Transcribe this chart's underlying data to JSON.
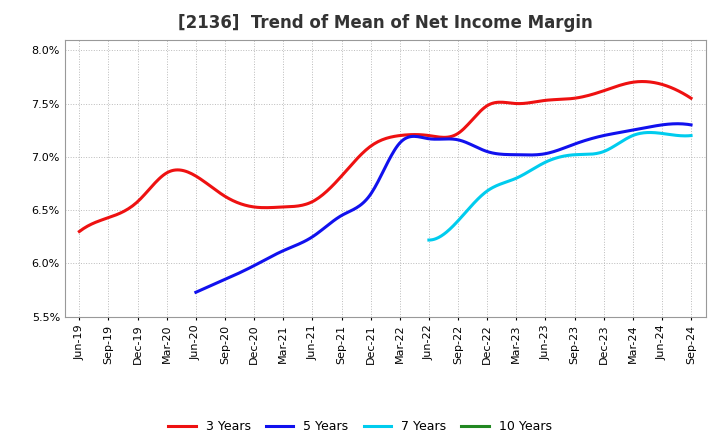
{
  "title": "[2136]  Trend of Mean of Net Income Margin",
  "ylim": [
    0.055,
    0.081
  ],
  "yticks": [
    0.055,
    0.06,
    0.065,
    0.07,
    0.075,
    0.08
  ],
  "ytick_labels": [
    "5.5%",
    "6.0%",
    "6.5%",
    "7.0%",
    "7.5%",
    "8.0%"
  ],
  "x_labels": [
    "Jun-19",
    "Sep-19",
    "Dec-19",
    "Mar-20",
    "Jun-20",
    "Sep-20",
    "Dec-20",
    "Mar-21",
    "Jun-21",
    "Sep-21",
    "Dec-21",
    "Mar-22",
    "Jun-22",
    "Sep-22",
    "Dec-22",
    "Mar-23",
    "Jun-23",
    "Sep-23",
    "Dec-23",
    "Mar-24",
    "Jun-24",
    "Sep-24"
  ],
  "series_3y": [
    0.063,
    0.0643,
    0.0658,
    0.0685,
    0.0682,
    0.0663,
    0.0653,
    0.0653,
    0.0658,
    0.0682,
    0.071,
    0.072,
    0.072,
    0.0722,
    0.0748,
    0.075,
    0.0753,
    0.0755,
    0.0762,
    0.077,
    0.0768,
    0.0755
  ],
  "series_5y": [
    null,
    null,
    null,
    null,
    0.0573,
    0.0585,
    0.0598,
    0.0612,
    0.0625,
    0.0645,
    0.0665,
    0.0713,
    0.0717,
    0.0716,
    0.0705,
    0.0702,
    0.0703,
    0.0712,
    0.072,
    0.0725,
    0.073,
    0.073
  ],
  "series_7y": [
    null,
    null,
    null,
    null,
    null,
    null,
    null,
    null,
    null,
    null,
    null,
    null,
    0.0622,
    0.064,
    0.0668,
    0.068,
    0.0695,
    0.0702,
    0.0705,
    0.072,
    0.0722,
    0.072
  ],
  "series_10y": [
    null,
    null,
    null,
    null,
    null,
    null,
    null,
    null,
    null,
    null,
    null,
    null,
    null,
    null,
    null,
    null,
    null,
    null,
    null,
    null,
    null,
    null
  ],
  "color_3y": "#EE1111",
  "color_5y": "#1111EE",
  "color_7y": "#00CCEE",
  "color_10y": "#228822",
  "legend_labels": [
    "3 Years",
    "5 Years",
    "7 Years",
    "10 Years"
  ],
  "background_color": "#FFFFFF",
  "grid_color": "#BBBBBB",
  "title_fontsize": 12,
  "tick_fontsize": 8,
  "linewidth": 2.2
}
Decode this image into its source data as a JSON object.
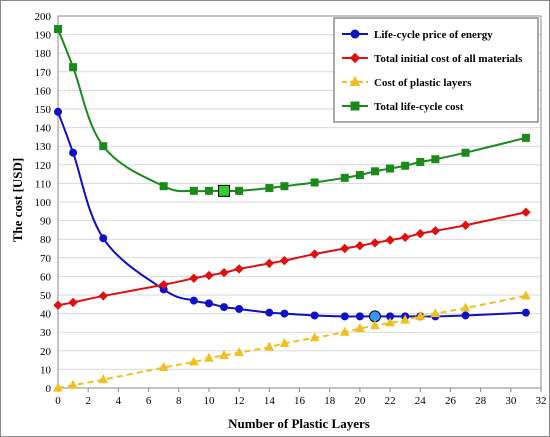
{
  "chart_data": {
    "type": "line",
    "title": "",
    "xlabel": "Number of Plastic Layers",
    "ylabel": "The cost [USD]",
    "xlim": [
      0,
      32
    ],
    "ylim": [
      0,
      200
    ],
    "x_ticks": [
      0,
      2,
      4,
      6,
      8,
      10,
      12,
      14,
      16,
      18,
      20,
      22,
      24,
      26,
      28,
      30,
      32
    ],
    "y_ticks": [
      0,
      10,
      20,
      30,
      40,
      50,
      60,
      70,
      80,
      90,
      100,
      110,
      120,
      130,
      140,
      150,
      160,
      170,
      180,
      190,
      200
    ],
    "grid": true,
    "legend_position": "top-right",
    "series": [
      {
        "name": "Life-cycle price of energy",
        "color": "#1010c8",
        "marker": "circle",
        "line": "solid",
        "x": [
          0,
          1,
          3,
          7,
          9,
          10,
          11,
          12,
          14,
          15,
          17,
          19,
          20,
          21,
          22,
          23,
          24,
          25,
          27,
          31
        ],
        "y": [
          148.5,
          126.5,
          80.5,
          53,
          47,
          45.5,
          43.5,
          42.5,
          40.5,
          40,
          39,
          38.5,
          38.5,
          38.5,
          38.5,
          38.5,
          38.5,
          38.5,
          39,
          40.5
        ],
        "highlight": {
          "x": 21,
          "y": 38.5,
          "color": "#3399ff"
        }
      },
      {
        "name": "Total initial cost of all materials",
        "color": "#e01010",
        "marker": "diamond",
        "line": "solid",
        "x": [
          0,
          1,
          3,
          7,
          9,
          10,
          11,
          12,
          14,
          15,
          17,
          19,
          20,
          21,
          22,
          23,
          24,
          25,
          27,
          31
        ],
        "y": [
          44.5,
          46,
          49.5,
          55.5,
          59,
          60.5,
          62,
          64,
          67,
          68.5,
          72,
          75,
          76.5,
          78,
          79.5,
          81,
          83,
          84.5,
          87.5,
          94.5
        ]
      },
      {
        "name": "Cost of plastic layers",
        "color": "#f0c020",
        "marker": "triangle",
        "line": "dashed",
        "x": [
          0,
          1,
          3,
          7,
          9,
          10,
          11,
          12,
          14,
          15,
          17,
          19,
          20,
          21,
          22,
          23,
          24,
          25,
          27,
          31
        ],
        "y": [
          0,
          1.5,
          4.5,
          11,
          14,
          16,
          17.5,
          19,
          22,
          24,
          27,
          30,
          32,
          33.5,
          35,
          36.5,
          38.5,
          40,
          43,
          49.5
        ]
      },
      {
        "name": "Total life-cycle cost",
        "color": "#1a8a1a",
        "marker": "square",
        "line": "solid",
        "x": [
          0,
          1,
          3,
          7,
          9,
          10,
          11,
          12,
          14,
          15,
          17,
          19,
          20,
          21,
          22,
          23,
          24,
          25,
          27,
          31
        ],
        "y": [
          193,
          172.5,
          130,
          108.5,
          106,
          106,
          106,
          106,
          107.5,
          108.5,
          110.5,
          113,
          114.5,
          116.5,
          118,
          119.5,
          121.5,
          123,
          126.5,
          134.5
        ],
        "highlight": {
          "x": 11,
          "y": 106,
          "color": "#33cc33"
        }
      }
    ]
  }
}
=-=-=
Exercise directions - Omit the images and transcribe all of the records above word for word.

Solved exercise -
Transcribe this chart's underlying data to JSON.
{
  "title": "[2136]  Trend of Mean of Net Income Margin",
  "ylim": [
    0.055,
    0.081
  ],
  "yticks": [
    0.055,
    0.06,
    0.065,
    0.07,
    0.075,
    0.08
  ],
  "ytick_labels": [
    "5.5%",
    "6.0%",
    "6.5%",
    "7.0%",
    "7.5%",
    "8.0%"
  ],
  "x_labels": [
    "Jun-19",
    "Sep-19",
    "Dec-19",
    "Mar-20",
    "Jun-20",
    "Sep-20",
    "Dec-20",
    "Mar-21",
    "Jun-21",
    "Sep-21",
    "Dec-21",
    "Mar-22",
    "Jun-22",
    "Sep-22",
    "Dec-22",
    "Mar-23",
    "Jun-23",
    "Sep-23",
    "Dec-23",
    "Mar-24",
    "Jun-24",
    "Sep-24"
  ],
  "series_3y": [
    0.063,
    0.0643,
    0.0658,
    0.0685,
    0.0682,
    0.0663,
    0.0653,
    0.0653,
    0.0658,
    0.0682,
    0.071,
    0.072,
    0.072,
    0.0722,
    0.0748,
    0.075,
    0.0753,
    0.0755,
    0.0762,
    0.077,
    0.0768,
    0.0755
  ],
  "series_5y": [
    null,
    null,
    null,
    null,
    0.0573,
    0.0585,
    0.0598,
    0.0612,
    0.0625,
    0.0645,
    0.0665,
    0.0713,
    0.0717,
    0.0716,
    0.0705,
    0.0702,
    0.0703,
    0.0712,
    0.072,
    0.0725,
    0.073,
    0.073
  ],
  "series_7y": [
    null,
    null,
    null,
    null,
    null,
    null,
    null,
    null,
    null,
    null,
    null,
    null,
    0.0622,
    0.064,
    0.0668,
    0.068,
    0.0695,
    0.0702,
    0.0705,
    0.072,
    0.0722,
    0.072
  ],
  "series_10y": [
    null,
    null,
    null,
    null,
    null,
    null,
    null,
    null,
    null,
    null,
    null,
    null,
    null,
    null,
    null,
    null,
    null,
    null,
    null,
    null,
    null,
    null
  ],
  "color_3y": "#EE1111",
  "color_5y": "#1111EE",
  "color_7y": "#00CCEE",
  "color_10y": "#228822",
  "legend_labels": [
    "3 Years",
    "5 Years",
    "7 Years",
    "10 Years"
  ],
  "background_color": "#FFFFFF",
  "grid_color": "#BBBBBB",
  "title_fontsize": 12,
  "tick_fontsize": 8,
  "linewidth": 2.2
}
Decode this image into its source data as a JSON object.
{
  "chart_data": {
    "type": "line",
    "title": "",
    "xlabel": "Number of Plastic Layers",
    "ylabel": "The cost [USD]",
    "xlim": [
      0,
      32
    ],
    "ylim": [
      0,
      200
    ],
    "x_ticks": [
      0,
      2,
      4,
      6,
      8,
      10,
      12,
      14,
      16,
      18,
      20,
      22,
      24,
      26,
      28,
      30,
      32
    ],
    "y_ticks": [
      0,
      10,
      20,
      30,
      40,
      50,
      60,
      70,
      80,
      90,
      100,
      110,
      120,
      130,
      140,
      150,
      160,
      170,
      180,
      190,
      200
    ],
    "grid": true,
    "legend_position": "top-right",
    "series": [
      {
        "name": "Life-cycle price of energy",
        "color": "#1010c8",
        "marker": "circle",
        "line": "solid",
        "x": [
          0,
          1,
          3,
          7,
          9,
          10,
          11,
          12,
          14,
          15,
          17,
          19,
          20,
          21,
          22,
          23,
          24,
          25,
          27,
          31
        ],
        "y": [
          148.5,
          126.5,
          80.5,
          53,
          47,
          45.5,
          43.5,
          42.5,
          40.5,
          40,
          39,
          38.5,
          38.5,
          38.5,
          38.5,
          38.5,
          38.5,
          38.5,
          39,
          40.5
        ],
        "highlight": {
          "x": 21,
          "y": 38.5,
          "color": "#3399ff"
        }
      },
      {
        "name": "Total initial cost of all materials",
        "color": "#e01010",
        "marker": "diamond",
        "line": "solid",
        "x": [
          0,
          1,
          3,
          7,
          9,
          10,
          11,
          12,
          14,
          15,
          17,
          19,
          20,
          21,
          22,
          23,
          24,
          25,
          27,
          31
        ],
        "y": [
          44.5,
          46,
          49.5,
          55.5,
          59,
          60.5,
          62,
          64,
          67,
          68.5,
          72,
          75,
          76.5,
          78,
          79.5,
          81,
          83,
          84.5,
          87.5,
          94.5
        ]
      },
      {
        "name": "Cost of plastic layers",
        "color": "#f0c020",
        "marker": "triangle",
        "line": "dashed",
        "x": [
          0,
          1,
          3,
          7,
          9,
          10,
          11,
          12,
          14,
          15,
          17,
          19,
          20,
          21,
          22,
          23,
          24,
          25,
          27,
          31
        ],
        "y": [
          0,
          1.5,
          4.5,
          11,
          14,
          16,
          17.5,
          19,
          22,
          24,
          27,
          30,
          32,
          33.5,
          35,
          36.5,
          38.5,
          40,
          43,
          49.5
        ]
      },
      {
        "name": "Total life-cycle cost",
        "color": "#1a8a1a",
        "marker": "square",
        "line": "solid",
        "x": [
          0,
          1,
          3,
          7,
          9,
          10,
          11,
          12,
          14,
          15,
          17,
          19,
          20,
          21,
          22,
          23,
          24,
          25,
          27,
          31
        ],
        "y": [
          193,
          172.5,
          130,
          108.5,
          106,
          106,
          106,
          106,
          107.5,
          108.5,
          110.5,
          113,
          114.5,
          116.5,
          118,
          119.5,
          121.5,
          123,
          126.5,
          134.5
        ],
        "highlight": {
          "x": 11,
          "y": 106,
          "color": "#33cc33"
        }
      }
    ]
  }
}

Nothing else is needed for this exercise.